Written exercise - From the entries below, list each line with "Source".
━━━━━━━━━━━━━━━━
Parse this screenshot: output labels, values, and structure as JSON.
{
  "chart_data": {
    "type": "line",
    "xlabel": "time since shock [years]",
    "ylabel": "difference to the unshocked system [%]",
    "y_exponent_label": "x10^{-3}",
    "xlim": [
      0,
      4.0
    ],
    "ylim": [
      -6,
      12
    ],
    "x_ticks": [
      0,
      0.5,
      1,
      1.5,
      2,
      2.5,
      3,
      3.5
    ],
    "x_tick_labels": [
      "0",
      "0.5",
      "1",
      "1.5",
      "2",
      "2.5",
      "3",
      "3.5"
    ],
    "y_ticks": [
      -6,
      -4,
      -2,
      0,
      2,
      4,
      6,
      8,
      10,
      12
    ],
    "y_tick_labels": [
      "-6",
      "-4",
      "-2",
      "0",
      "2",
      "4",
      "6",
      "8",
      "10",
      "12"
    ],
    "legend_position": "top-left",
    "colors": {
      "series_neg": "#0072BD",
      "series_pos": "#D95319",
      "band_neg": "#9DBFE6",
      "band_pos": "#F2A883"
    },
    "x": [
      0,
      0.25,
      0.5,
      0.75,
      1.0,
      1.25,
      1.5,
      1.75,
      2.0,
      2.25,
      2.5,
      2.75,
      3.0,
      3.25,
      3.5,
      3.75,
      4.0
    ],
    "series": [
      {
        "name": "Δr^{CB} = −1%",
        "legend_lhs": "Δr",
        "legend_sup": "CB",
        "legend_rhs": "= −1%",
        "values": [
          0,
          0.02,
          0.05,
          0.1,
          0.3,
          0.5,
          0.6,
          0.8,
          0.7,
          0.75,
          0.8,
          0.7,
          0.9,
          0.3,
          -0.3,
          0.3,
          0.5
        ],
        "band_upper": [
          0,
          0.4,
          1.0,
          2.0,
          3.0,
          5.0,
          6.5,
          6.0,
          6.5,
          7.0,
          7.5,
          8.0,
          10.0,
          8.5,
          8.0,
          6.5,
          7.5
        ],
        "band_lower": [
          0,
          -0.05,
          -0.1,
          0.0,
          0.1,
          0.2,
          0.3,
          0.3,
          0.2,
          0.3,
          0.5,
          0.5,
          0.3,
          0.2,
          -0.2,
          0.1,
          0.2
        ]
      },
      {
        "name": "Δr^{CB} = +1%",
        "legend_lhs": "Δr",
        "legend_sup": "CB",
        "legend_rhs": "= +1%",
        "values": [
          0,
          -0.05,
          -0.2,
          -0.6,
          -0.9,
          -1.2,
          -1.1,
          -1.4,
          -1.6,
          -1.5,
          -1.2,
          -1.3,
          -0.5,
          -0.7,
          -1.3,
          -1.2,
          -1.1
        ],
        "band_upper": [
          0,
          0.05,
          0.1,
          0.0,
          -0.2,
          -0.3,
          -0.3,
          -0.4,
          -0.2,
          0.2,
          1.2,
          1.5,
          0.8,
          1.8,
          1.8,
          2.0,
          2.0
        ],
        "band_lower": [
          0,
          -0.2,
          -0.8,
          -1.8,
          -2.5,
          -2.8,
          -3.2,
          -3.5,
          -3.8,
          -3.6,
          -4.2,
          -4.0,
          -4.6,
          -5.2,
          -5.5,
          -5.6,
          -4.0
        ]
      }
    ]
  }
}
━━━━━━━━━━━━━━━━
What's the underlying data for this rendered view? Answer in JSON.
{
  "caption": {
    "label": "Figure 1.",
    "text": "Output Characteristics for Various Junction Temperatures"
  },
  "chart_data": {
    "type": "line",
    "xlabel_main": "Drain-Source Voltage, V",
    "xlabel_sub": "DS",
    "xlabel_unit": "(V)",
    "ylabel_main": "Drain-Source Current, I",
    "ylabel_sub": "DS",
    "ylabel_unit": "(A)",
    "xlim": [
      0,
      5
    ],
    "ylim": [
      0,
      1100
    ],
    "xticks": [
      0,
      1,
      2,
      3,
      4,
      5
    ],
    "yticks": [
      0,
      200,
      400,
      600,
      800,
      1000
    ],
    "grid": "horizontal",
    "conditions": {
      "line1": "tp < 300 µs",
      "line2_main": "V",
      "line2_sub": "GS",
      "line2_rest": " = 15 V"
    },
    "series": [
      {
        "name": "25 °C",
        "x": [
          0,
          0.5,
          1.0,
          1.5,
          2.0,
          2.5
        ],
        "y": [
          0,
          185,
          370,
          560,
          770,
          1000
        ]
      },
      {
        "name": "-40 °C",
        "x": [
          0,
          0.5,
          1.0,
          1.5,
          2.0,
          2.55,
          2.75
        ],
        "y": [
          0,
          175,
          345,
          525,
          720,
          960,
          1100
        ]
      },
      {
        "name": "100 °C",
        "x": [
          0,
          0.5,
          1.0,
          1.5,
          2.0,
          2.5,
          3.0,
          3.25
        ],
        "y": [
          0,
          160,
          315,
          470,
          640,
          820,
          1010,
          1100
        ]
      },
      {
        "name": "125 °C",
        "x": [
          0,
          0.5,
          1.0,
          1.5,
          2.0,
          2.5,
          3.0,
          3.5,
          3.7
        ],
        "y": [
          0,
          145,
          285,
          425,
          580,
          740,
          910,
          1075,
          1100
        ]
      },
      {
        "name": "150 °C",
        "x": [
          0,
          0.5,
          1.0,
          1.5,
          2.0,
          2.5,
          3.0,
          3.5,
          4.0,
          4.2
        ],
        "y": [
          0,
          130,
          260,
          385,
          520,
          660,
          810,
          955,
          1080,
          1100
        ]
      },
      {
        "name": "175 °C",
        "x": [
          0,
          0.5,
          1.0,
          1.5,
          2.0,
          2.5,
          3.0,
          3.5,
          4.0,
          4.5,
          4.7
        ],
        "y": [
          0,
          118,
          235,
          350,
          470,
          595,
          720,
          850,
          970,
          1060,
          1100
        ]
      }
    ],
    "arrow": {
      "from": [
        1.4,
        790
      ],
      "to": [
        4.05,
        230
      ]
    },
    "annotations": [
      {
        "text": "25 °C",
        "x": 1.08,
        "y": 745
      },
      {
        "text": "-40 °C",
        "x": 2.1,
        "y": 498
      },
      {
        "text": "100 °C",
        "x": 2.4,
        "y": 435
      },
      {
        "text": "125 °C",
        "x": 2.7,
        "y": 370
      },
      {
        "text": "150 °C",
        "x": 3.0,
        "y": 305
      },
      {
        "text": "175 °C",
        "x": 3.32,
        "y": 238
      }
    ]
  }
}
━━━━━━━━━━━━━━━━
Solution to this problem -
    "xlabel_main": "Drain-Source Voltage, V",
    "ylabel_main": "Drain-Source Current, I",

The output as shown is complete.